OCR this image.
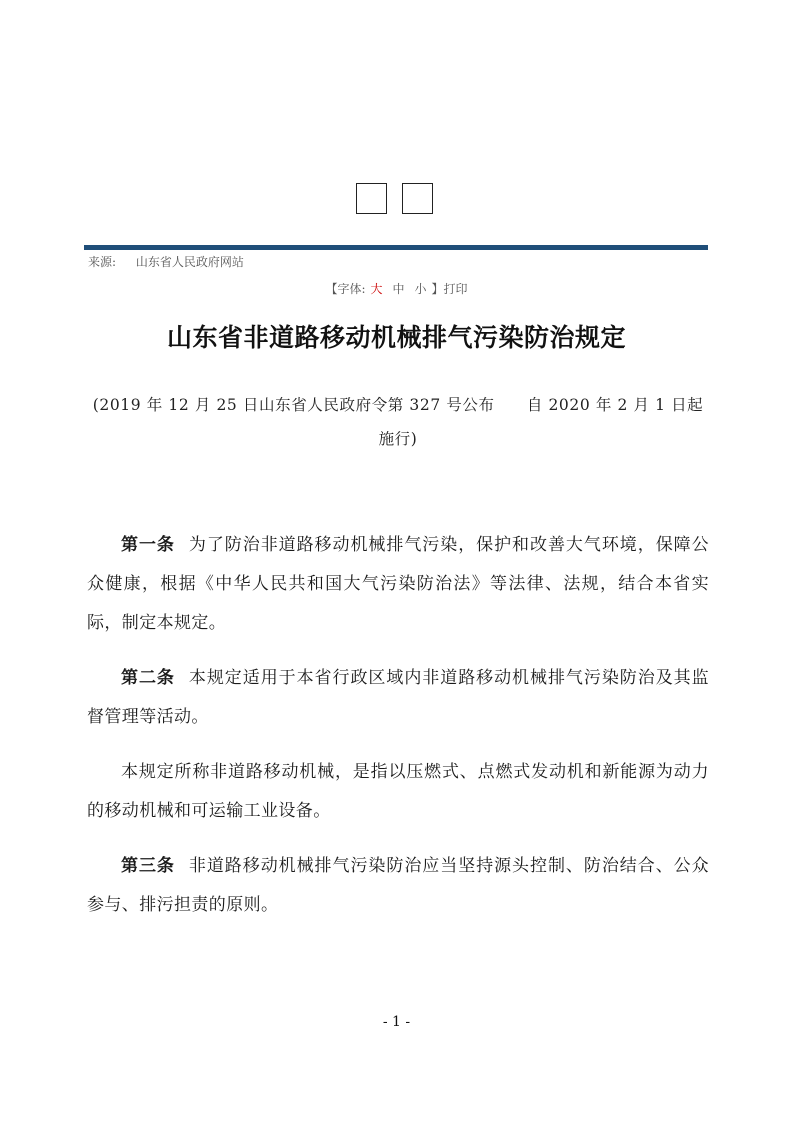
来源: 山东省人民政府网站
【字体: 大 中 小 】打印
山东省非道路移动机械排气污染防治规定
(2019 年 12 月 25 日山东省人民政府令第 327 号公布　　自 2020 年 2 月 1 日起施行)

第一条 为了防治非道路移动机械排气污染，保护和改善大气环境，保障公众健康，根据《中华人民共和国大气污染防治法》等法律、法规，结合本省实际，制定本规定。

第二条 本规定适用于本省行政区域内非道路移动机械排气污染防治及其监督管理等活动。

本规定所称非道路移动机械，是指以压燃式、点燃式发动机和新能源为动力的移动机械和可运输工业设备。

第三条 非道路移动机械排气污染防治应当坚持源头控制、防治结合、公众参与、排污担责的原则。

- 1 -
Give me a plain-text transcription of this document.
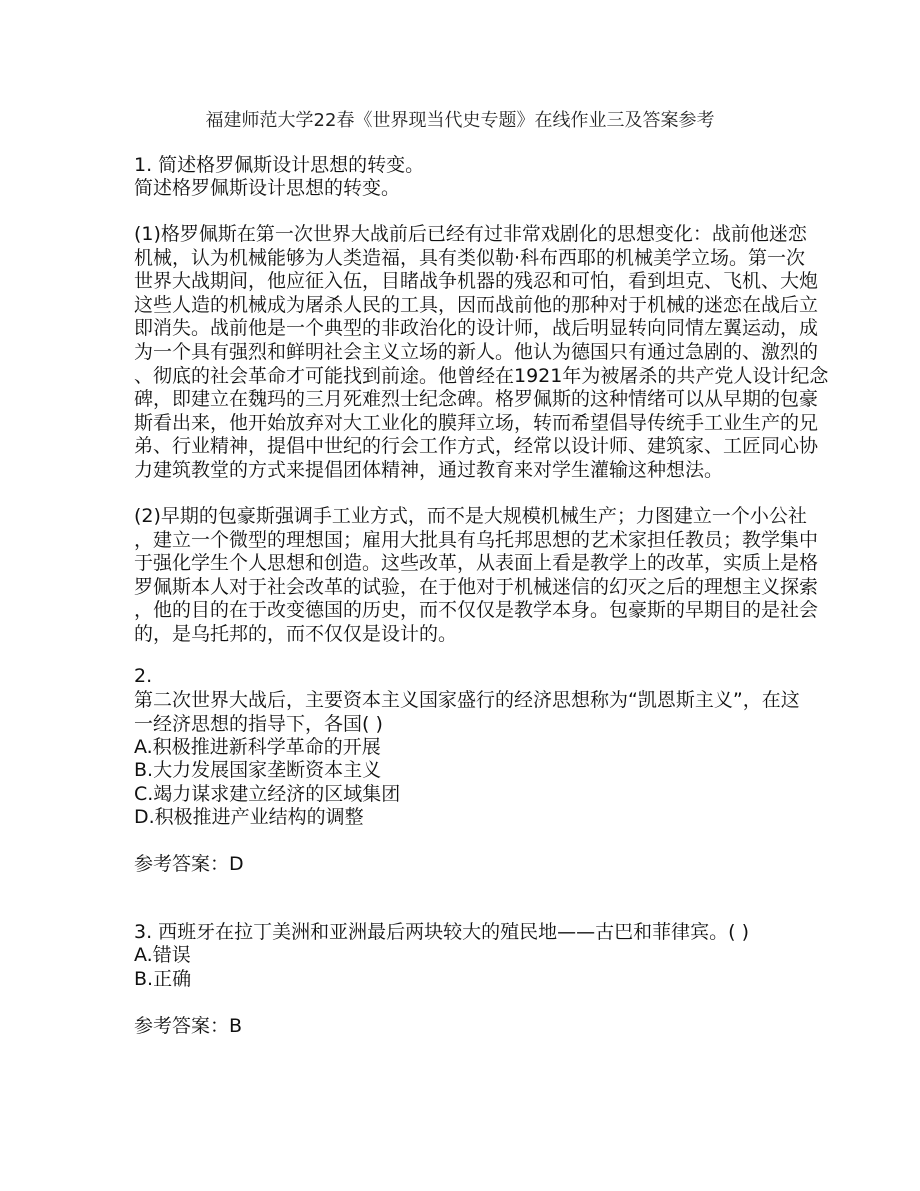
福建师范大学22春《世界现当代史专题》在线作业三及答案参考
1. 简述格罗佩斯设计思想的转变。
简述格罗佩斯设计思想的转变。
(1)格罗佩斯在第一次世界大战前后已经有过非常戏剧化的思想变化：战前他迷恋
机械，认为机械能够为人类造福，具有类似勒·科布西耶的机械美学立场。第一次
世界大战期间，他应征入伍，目睹战争机器的残忍和可怕，看到坦克、飞机、大炮
这些人造的机械成为屠杀人民的工具，因而战前他的那种对于机械的迷恋在战后立
即消失。战前他是一个典型的非政治化的设计师，战后明显转向同情左翼运动，成
为一个具有强烈和鲜明社会主义立场的新人。他认为德国只有通过急剧的、激烈的
、彻底的社会革命才可能找到前途。他曾经在1921年为被屠杀的共产党人设计纪念
碑，即建立在魏玛的三月死难烈士纪念碑。格罗佩斯的这种情绪可以从早期的包豪
斯看出来，他开始放弃对大工业化的膜拜立场，转而希望倡导传统手工业生产的兄
弟、行业精神，提倡中世纪的行会工作方式，经常以设计师、建筑家、工匠同心协
力建筑教堂的方式来提倡团体精神，通过教育来对学生灌输这种想法。
(2)早期的包豪斯强调手工业方式，而不是大规模机械生产；力图建立一个小公社
，建立一个微型的理想国；雇用大批具有乌托邦思想的艺术家担任教员；教学集中
于强化学生个人思想和创造。这些改革，从表面上看是教学上的改革，实质上是格
罗佩斯本人对于社会改革的试验，在于他对于机械迷信的幻灭之后的理想主义探索
，他的目的在于改变德国的历史，而不仅仅是教学本身。包豪斯的早期目的是社会
的，是乌托邦的，而不仅仅是设计的。
2.
第二次世界大战后，主要资本主义国家盛行的经济思想称为“凯恩斯主义”，在这
一经济思想的指导下，各国( )
A.积极推进新科学革命的开展
B.大力发展国家垄断资本主义
C.竭力谋求建立经济的区域集团
D.积极推进产业结构的调整
参考答案：D
3. 西班牙在拉丁美洲和亚洲最后两块较大的殖民地——古巴和菲律宾。( )
A.错误
B.正确
参考答案：B
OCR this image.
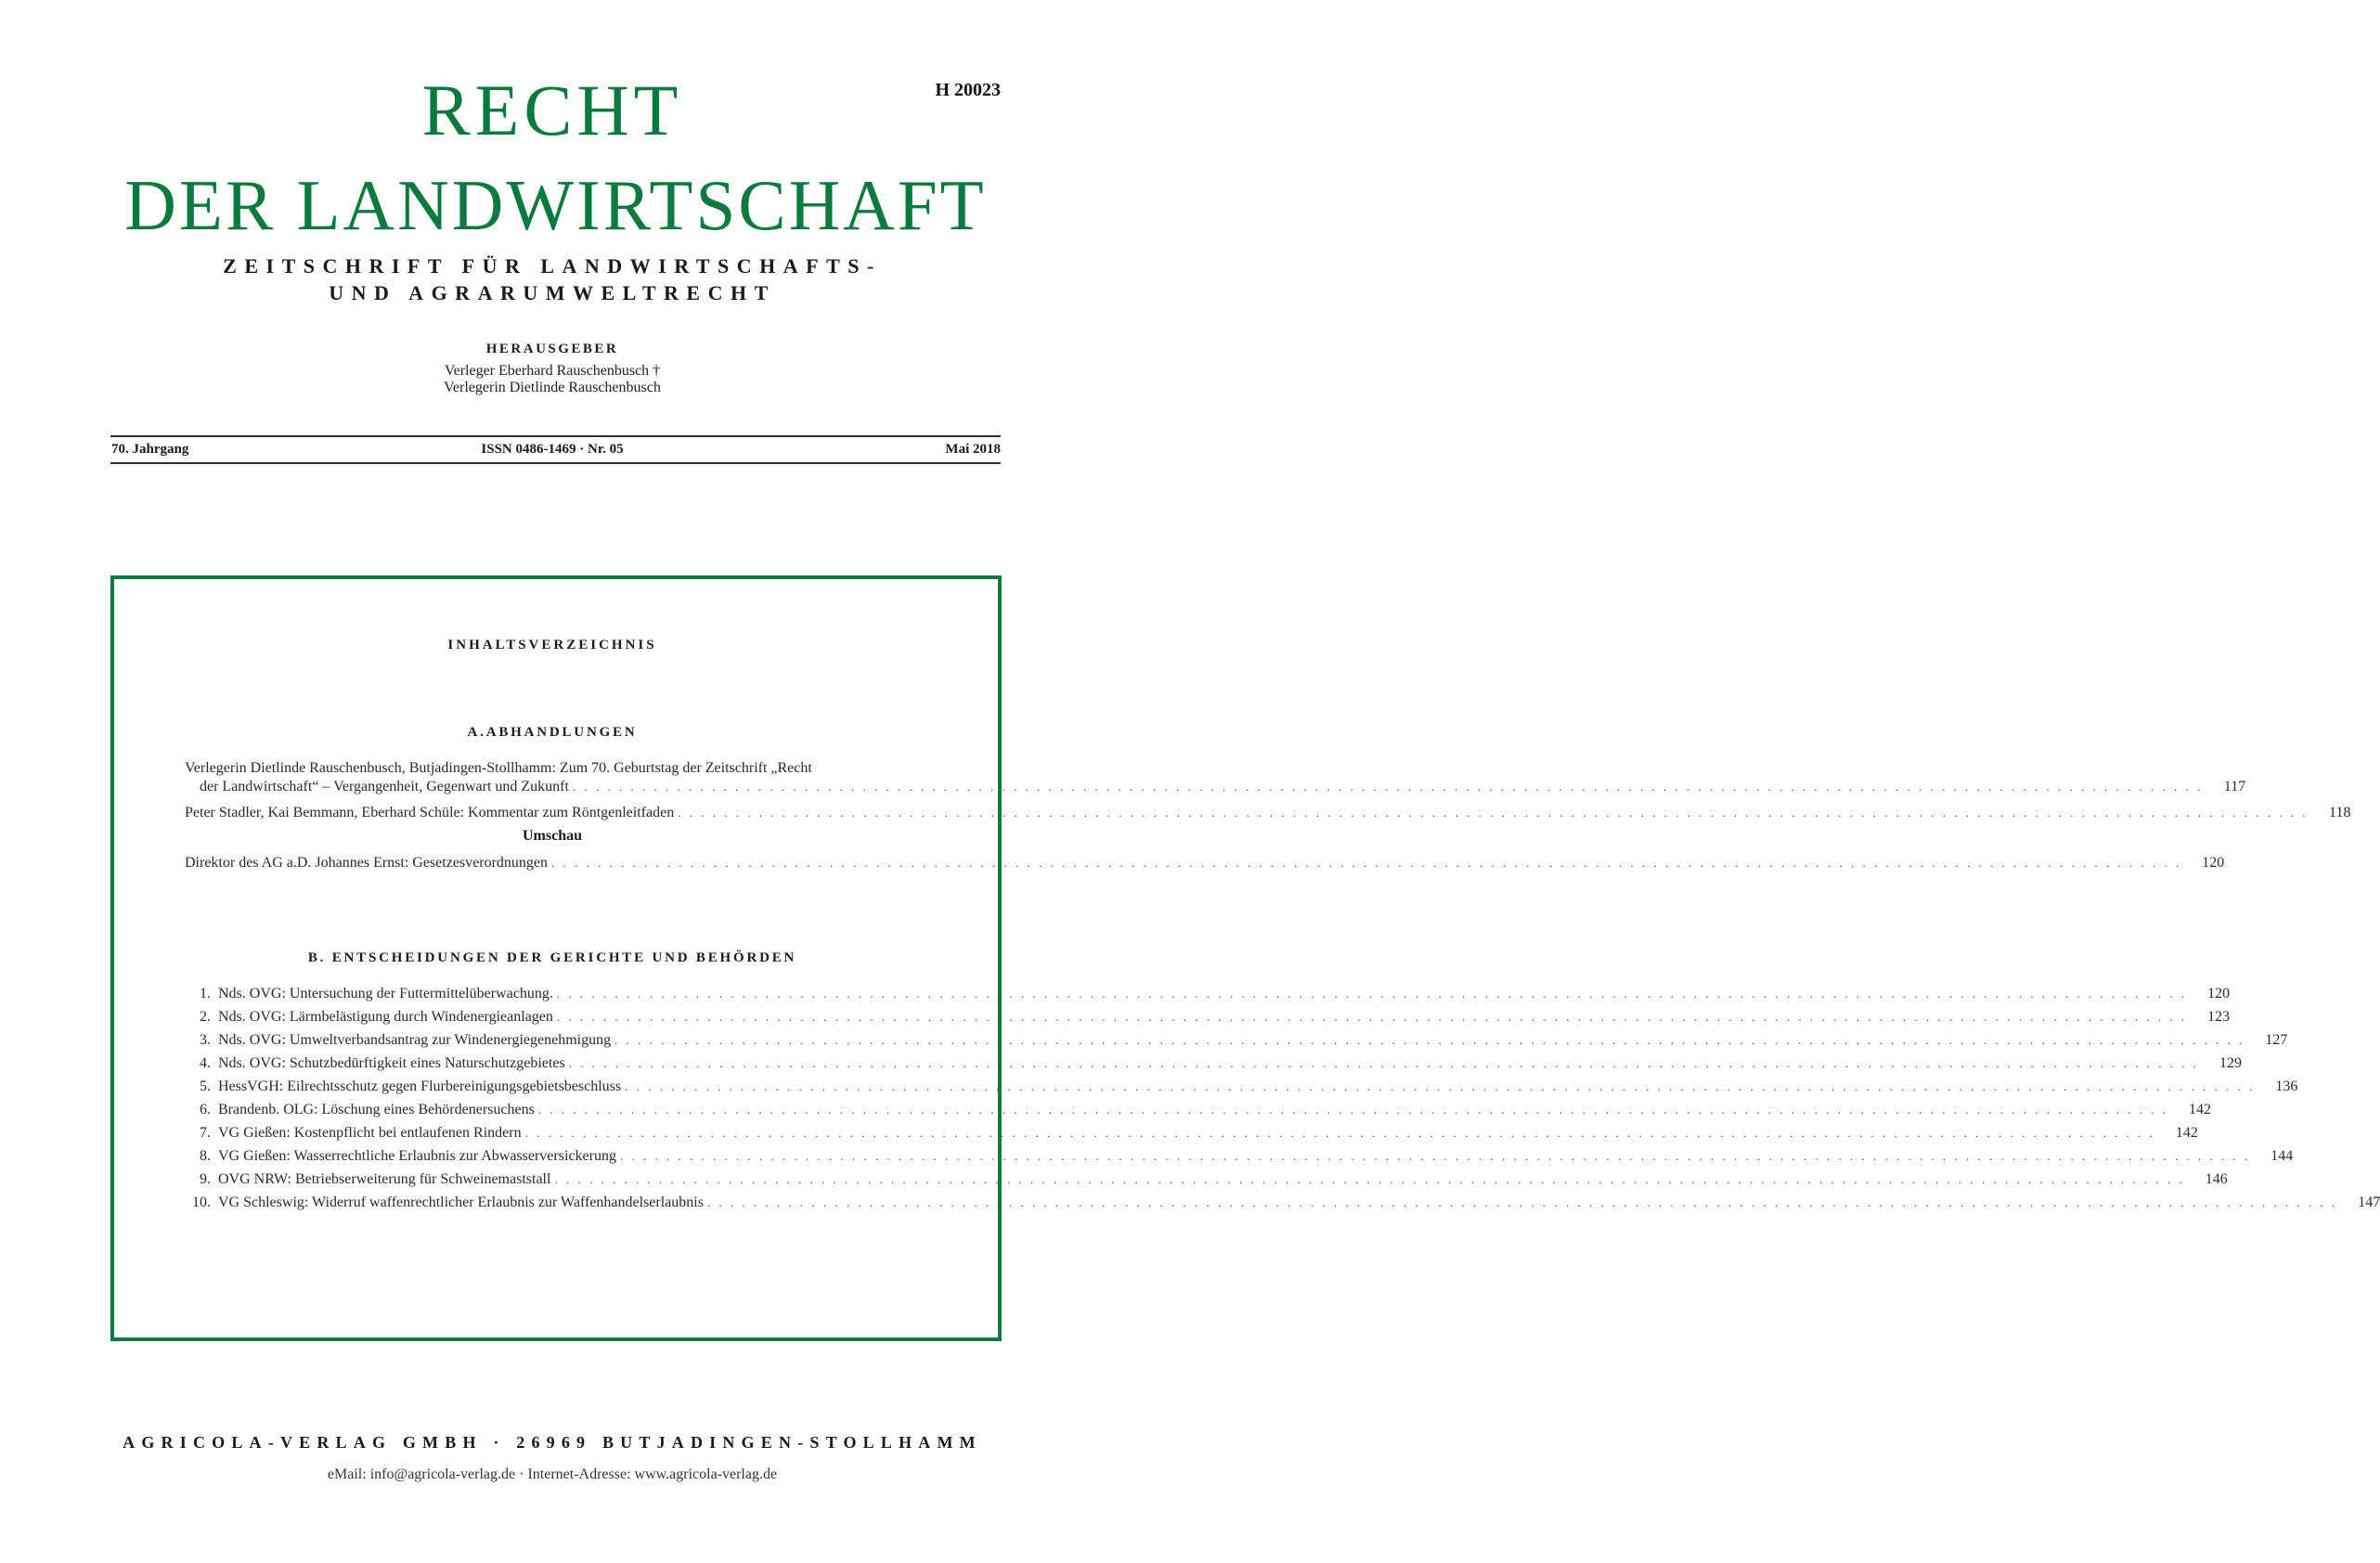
H 20023
RECHT
DER LANDWIRTSCHAFT
ZEITSCHRIFT FÜR LANDWIRTSCHAFTS-
UND AGRARUMWELTRECHT
HERAUSGEBER
Verleger Eberhard Rauschenbusch †
Verlegerin Dietlinde Rauschenbusch
70. Jahrgang	ISSN 0486-1469 · Nr. 05	Mai 2018
INHALTSVERZEICHNIS
A.ABHANDLUNGEN
Verlegerin Dietlinde Rauschenbusch, Butjadingen-Stollhamm: Zum 70. Geburtstag der Zeitschrift „Recht
der Landwirtschaft“ – Vergangenheit, Gegenwart und Zukunft . . .	117
Peter Stadler, Kai Bemmann, Eberhard Schüle: Kommentar zum Röntgenleitfaden . . .	118
Umschau
Direktor des AG a.D. Johannes Ernst: Gesetzesverordnungen . . .	120
B. ENTSCHEIDUNGEN DER GERICHTE UND BEHÖRDEN
1. Nds. OVG: Untersuchung der Futtermittelüberwachung. . . .	120
2. Nds. OVG: Lärmbelästigung durch Windenergieanlagen . . .	123
3. Nds. OVG: Umweltverbandsantrag zur Windenergiegenehmigung . . .	127
4. Nds. OVG: Schutzbedürftigkeit eines Naturschutzgebietes . . .	129
5. HessVGH: Eilrechtsschutz gegen Flurbereinigungsgebietsbeschluss . . .	136
6. Brandenb. OLG: Löschung eines Behördenersuchens . . .	142
7. VG Gießen: Kostenpflicht bei entlaufenen Rindern . . .	142
8. VG Gießen: Wasserrechtliche Erlaubnis zur Abwasserversickerung . . .	144
9. OVG NRW: Betriebserweiterung für Schweinemaststall . . .	146
10. VG Schleswig: Widerruf waffenrechtlicher Erlaubnis zur Waffenhandelserlaubnis . . .	147
AGRICOLA-VERLAG GMBH · 26969 BUTJADINGEN-STOLLHAMM
eMail: info@agricola-verlag.de · Internet-Adresse: www.agricola-verlag.de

□ □ □ □ □

**Written exercise**
Leave the pictures out and write out every entry exactly as given.

**Task result**
OCR this image.
来源: 山东省人民政府网站
【字体: 大 中 小 】打印
山东省非道路移动机械排气污染防治规定
(2019 年 12 月 25 日山东省人民政府令第 327 号公布　　自 2020 年 2 月 1 日起施行)

第一条 为了防治非道路移动机械排气污染，保护和改善大气环境，保障公众健康，根据《中华人民共和国大气污染防治法》等法律、法规，结合本省实际，制定本规定。

第二条 本规定适用于本省行政区域内非道路移动机械排气污染防治及其监督管理等活动。

本规定所称非道路移动机械，是指以压燃式、点燃式发动机和新能源为动力的移动机械和可运输工业设备。

第三条 非道路移动机械排气污染防治应当坚持源头控制、防治结合、公众参与、排污担责的原则。

- 1 -
Give me a plain-text transcription of this document.
福建师范大学22春《世界现当代史专题》在线作业三及答案参考
1. 简述格罗佩斯设计思想的转变。
简述格罗佩斯设计思想的转变。
(1)格罗佩斯在第一次世界大战前后已经有过非常戏剧化的思想变化：战前他迷恋
机械，认为机械能够为人类造福，具有类似勒·科布西耶的机械美学立场。第一次
世界大战期间，他应征入伍，目睹战争机器的残忍和可怕，看到坦克、飞机、大炮
这些人造的机械成为屠杀人民的工具，因而战前他的那种对于机械的迷恋在战后立
即消失。战前他是一个典型的非政治化的设计师，战后明显转向同情左翼运动，成
为一个具有强烈和鲜明社会主义立场的新人。他认为德国只有通过急剧的、激烈的
、彻底的社会革命才可能找到前途。他曾经在1921年为被屠杀的共产党人设计纪念
碑，即建立在魏玛的三月死难烈士纪念碑。格罗佩斯的这种情绪可以从早期的包豪
斯看出来，他开始放弃对大工业化的膜拜立场，转而希望倡导传统手工业生产的兄
弟、行业精神，提倡中世纪的行会工作方式，经常以设计师、建筑家、工匠同心协
力建筑教堂的方式来提倡团体精神，通过教育来对学生灌输这种想法。
(2)早期的包豪斯强调手工业方式，而不是大规模机械生产；力图建立一个小公社
，建立一个微型的理想国；雇用大批具有乌托邦思想的艺术家担任教员；教学集中
于强化学生个人思想和创造。这些改革，从表面上看是教学上的改革，实质上是格
罗佩斯本人对于社会改革的试验，在于他对于机械迷信的幻灭之后的理想主义探索
，他的目的在于改变德国的历史，而不仅仅是教学本身。包豪斯的早期目的是社会
的，是乌托邦的，而不仅仅是设计的。
2.
第二次世界大战后，主要资本主义国家盛行的经济思想称为“凯恩斯主义”，在这
一经济思想的指导下，各国( )
A.积极推进新科学革命的开展
B.大力发展国家垄断资本主义
C.竭力谋求建立经济的区域集团
D.积极推进产业结构的调整
参考答案：D
3. 西班牙在拉丁美洲和亚洲最后两块较大的殖民地——古巴和菲律宾。( )
A.错误
B.正确
参考答案：B
OCR this image.
H 20023
RECHT
DER LANDWIRTSCHAFT
ZEITSCHRIFT FÜR LANDWIRTSCHAFTS-
UND AGRARUMWELTRECHT
HERAUSGEBER
Verleger Eberhard Rauschenbusch †
Verlegerin Dietlinde Rauschenbusch
70. Jahrgang	ISSN 0486-1469 · Nr. 05	Mai 2018
INHALTSVERZEICHNIS
A.ABHANDLUNGEN
Verlegerin Dietlinde Rauschenbusch, Butjadingen-Stollhamm: Zum 70. Geburtstag der Zeitschrift „Recht
der Landwirtschaft“ – Vergangenheit, Gegenwart und Zukunft . . .	117
Peter Stadler, Kai Bemmann, Eberhard Schüle: Kommentar zum Röntgenleitfaden . . .	118
Umschau
Direktor des AG a.D. Johannes Ernst: Gesetzesverordnungen . . .	120
B. ENTSCHEIDUNGEN DER GERICHTE UND BEHÖRDEN
1. Nds. OVG: Untersuchung der Futtermittelüberwachung. . . .	120
2. Nds. OVG: Lärmbelästigung durch Windenergieanlagen . . .	123
3. Nds. OVG: Umweltverbandsantrag zur Windenergiegenehmigung . . .	127
4. Nds. OVG: Schutzbedürftigkeit eines Naturschutzgebietes . . .	129
5. HessVGH: Eilrechtsschutz gegen Flurbereinigungsgebietsbeschluss . . .	136
6. Brandenb. OLG: Löschung eines Behördenersuchens . . .	142
7. VG Gießen: Kostenpflicht bei entlaufenen Rindern . . .	142
8. VG Gießen: Wasserrechtliche Erlaubnis zur Abwasserversickerung . . .	144
9. OVG NRW: Betriebserweiterung für Schweinemaststall . . .	146
10. VG Schleswig: Widerruf waffenrechtlicher Erlaubnis zur Waffenhandelserlaubnis . . .	147
AGRICOLA-VERLAG GMBH · 26969 BUTJADINGEN-STOLLHAMM
eMail: info@agricola-verlag.de · Internet-Adresse: www.agricola-verlag.de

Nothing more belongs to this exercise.